| The task |
Repeat the listing exactly as given, omitting every image.

| Extracted material |
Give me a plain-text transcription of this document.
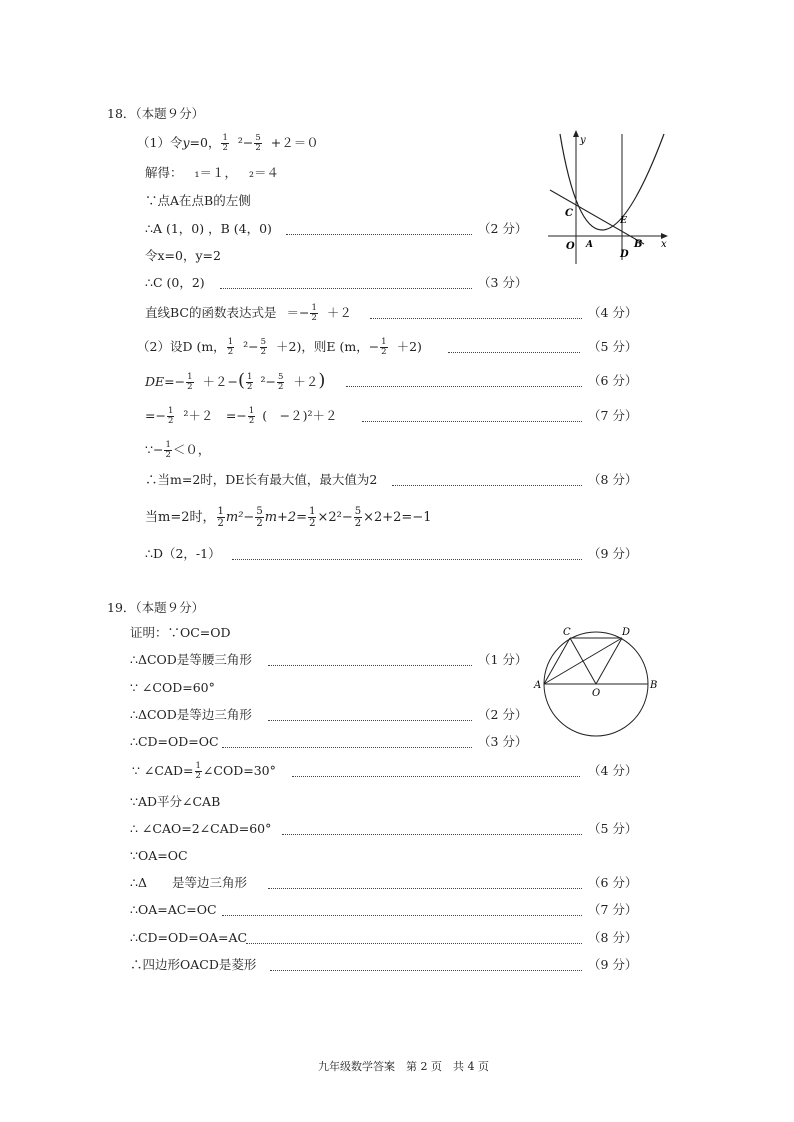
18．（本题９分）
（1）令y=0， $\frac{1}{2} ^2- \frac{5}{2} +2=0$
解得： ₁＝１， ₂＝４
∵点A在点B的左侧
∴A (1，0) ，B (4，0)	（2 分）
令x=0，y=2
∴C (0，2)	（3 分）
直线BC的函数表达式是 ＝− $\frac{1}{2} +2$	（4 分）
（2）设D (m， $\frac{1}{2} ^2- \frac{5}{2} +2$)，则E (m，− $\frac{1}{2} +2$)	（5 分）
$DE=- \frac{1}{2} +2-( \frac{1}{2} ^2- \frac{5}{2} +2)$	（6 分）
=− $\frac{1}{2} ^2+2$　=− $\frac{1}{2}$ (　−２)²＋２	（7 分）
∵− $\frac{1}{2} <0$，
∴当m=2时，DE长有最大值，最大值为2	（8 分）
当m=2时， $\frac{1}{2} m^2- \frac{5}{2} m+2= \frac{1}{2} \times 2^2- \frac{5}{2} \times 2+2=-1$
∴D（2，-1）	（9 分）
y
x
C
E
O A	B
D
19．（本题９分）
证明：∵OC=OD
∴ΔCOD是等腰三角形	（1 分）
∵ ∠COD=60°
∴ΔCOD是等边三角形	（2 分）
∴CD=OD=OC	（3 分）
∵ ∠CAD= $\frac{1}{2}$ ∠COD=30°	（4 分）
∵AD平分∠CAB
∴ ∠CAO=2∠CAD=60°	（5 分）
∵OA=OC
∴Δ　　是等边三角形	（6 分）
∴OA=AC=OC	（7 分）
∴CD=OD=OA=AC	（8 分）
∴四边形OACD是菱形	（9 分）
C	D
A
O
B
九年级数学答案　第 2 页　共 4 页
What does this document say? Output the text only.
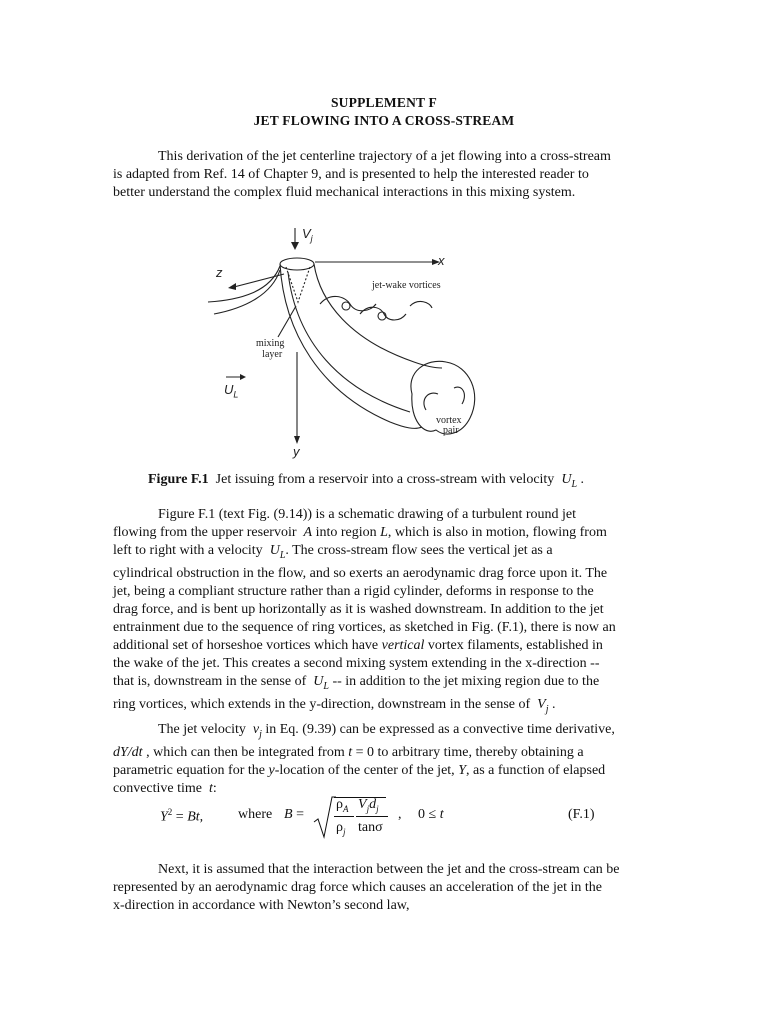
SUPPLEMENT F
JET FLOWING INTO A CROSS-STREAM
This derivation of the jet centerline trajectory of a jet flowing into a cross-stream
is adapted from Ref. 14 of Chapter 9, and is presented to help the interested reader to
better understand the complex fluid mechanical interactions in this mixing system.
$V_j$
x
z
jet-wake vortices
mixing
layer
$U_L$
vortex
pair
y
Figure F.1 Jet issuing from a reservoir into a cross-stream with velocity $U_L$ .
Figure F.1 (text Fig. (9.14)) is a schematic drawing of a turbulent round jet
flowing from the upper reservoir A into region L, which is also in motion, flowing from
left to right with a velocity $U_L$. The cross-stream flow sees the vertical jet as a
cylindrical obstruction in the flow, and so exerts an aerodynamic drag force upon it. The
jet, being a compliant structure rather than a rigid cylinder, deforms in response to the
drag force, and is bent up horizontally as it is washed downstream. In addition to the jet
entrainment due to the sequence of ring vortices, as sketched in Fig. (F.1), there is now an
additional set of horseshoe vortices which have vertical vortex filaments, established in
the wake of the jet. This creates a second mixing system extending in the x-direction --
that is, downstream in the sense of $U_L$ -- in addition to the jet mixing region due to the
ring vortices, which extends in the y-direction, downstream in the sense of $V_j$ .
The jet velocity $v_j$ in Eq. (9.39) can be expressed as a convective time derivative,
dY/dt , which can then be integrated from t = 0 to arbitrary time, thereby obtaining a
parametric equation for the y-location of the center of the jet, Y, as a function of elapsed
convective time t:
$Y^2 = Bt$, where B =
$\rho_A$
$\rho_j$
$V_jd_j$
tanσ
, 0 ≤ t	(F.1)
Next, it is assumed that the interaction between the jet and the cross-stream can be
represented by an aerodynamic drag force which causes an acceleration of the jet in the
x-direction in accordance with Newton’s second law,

| Correct response |
Give me a plain-text transcription of this document.
18．（本题９分）
（1）令y=0， $\frac{1}{2} ^2- \frac{5}{2} +2=0$
解得： ₁＝１， ₂＝４
∵点A在点B的左侧
∴A (1，0) ，B (4，0)	（2 分）
令x=0，y=2
∴C (0，2)	（3 分）
直线BC的函数表达式是 ＝− $\frac{1}{2} +2$	（4 分）
（2）设D (m， $\frac{1}{2} ^2- \frac{5}{2} +2$)，则E (m，− $\frac{1}{2} +2$)	（5 分）
$DE=- \frac{1}{2} +2-( \frac{1}{2} ^2- \frac{5}{2} +2)$	（6 分）
=− $\frac{1}{2} ^2+2$　=− $\frac{1}{2}$ (　−２)²＋２	（7 分）
∵− $\frac{1}{2} <0$，
∴当m=2时，DE长有最大值，最大值为2	（8 分）
当m=2时， $\frac{1}{2} m^2- \frac{5}{2} m+2= \frac{1}{2} \times 2^2- \frac{5}{2} \times 2+2=-1$
∴D（2，-1）	（9 分）
y
x
C
E
O A	B
D
19．（本题９分）
证明：∵OC=OD
∴ΔCOD是等腰三角形	（1 分）
∵ ∠COD=60°
∴ΔCOD是等边三角形	（2 分）
∴CD=OD=OC	（3 分）
∵ ∠CAD= $\frac{1}{2}$ ∠COD=30°	（4 分）
∵AD平分∠CAB
∴ ∠CAO=2∠CAD=60°	（5 分）
∵OA=OC
∴Δ　　是等边三角形	（6 分）
∴OA=AC=OC	（7 分）
∴CD=OD=OA=AC	（8 分）
∴四边形OACD是菱形	（9 分）
C	D
A
O
B
九年级数学答案　第 2 页　共 4 页
What does this document say? Output the text only.
SUPPLEMENT F
JET FLOWING INTO A CROSS-STREAM
This derivation of the jet centerline trajectory of a jet flowing into a cross-stream
is adapted from Ref. 14 of Chapter 9, and is presented to help the interested reader to
better understand the complex fluid mechanical interactions in this mixing system.
$V_j$
x
z
jet-wake vortices
mixing
layer
$U_L$
vortex
pair
y
Figure F.1 Jet issuing from a reservoir into a cross-stream with velocity $U_L$ .
Figure F.1 (text Fig. (9.14)) is a schematic drawing of a turbulent round jet
flowing from the upper reservoir A into region L, which is also in motion, flowing from
left to right with a velocity $U_L$. The cross-stream flow sees the vertical jet as a
cylindrical obstruction in the flow, and so exerts an aerodynamic drag force upon it. The
jet, being a compliant structure rather than a rigid cylinder, deforms in response to the
drag force, and is bent up horizontally as it is washed downstream. In addition to the jet
entrainment due to the sequence of ring vortices, as sketched in Fig. (F.1), there is now an
additional set of horseshoe vortices which have vertical vortex filaments, established in
the wake of the jet. This creates a second mixing system extending in the x-direction --
that is, downstream in the sense of $U_L$ -- in addition to the jet mixing region due to the
ring vortices, which extends in the y-direction, downstream in the sense of $V_j$ .
The jet velocity $v_j$ in Eq. (9.39) can be expressed as a convective time derivative,
dY/dt , which can then be integrated from t = 0 to arbitrary time, thereby obtaining a
parametric equation for the y-location of the center of the jet, Y, as a function of elapsed
convective time t:
$Y^2 = Bt$, where B =
$\rho_A$
$\rho_j$
$V_jd_j$
tanσ
, 0 ≤ t	(F.1)
Next, it is assumed that the interaction between the jet and the cross-stream can be
represented by an aerodynamic drag force which causes an acceleration of the jet in the
x-direction in accordance with Newton’s second law,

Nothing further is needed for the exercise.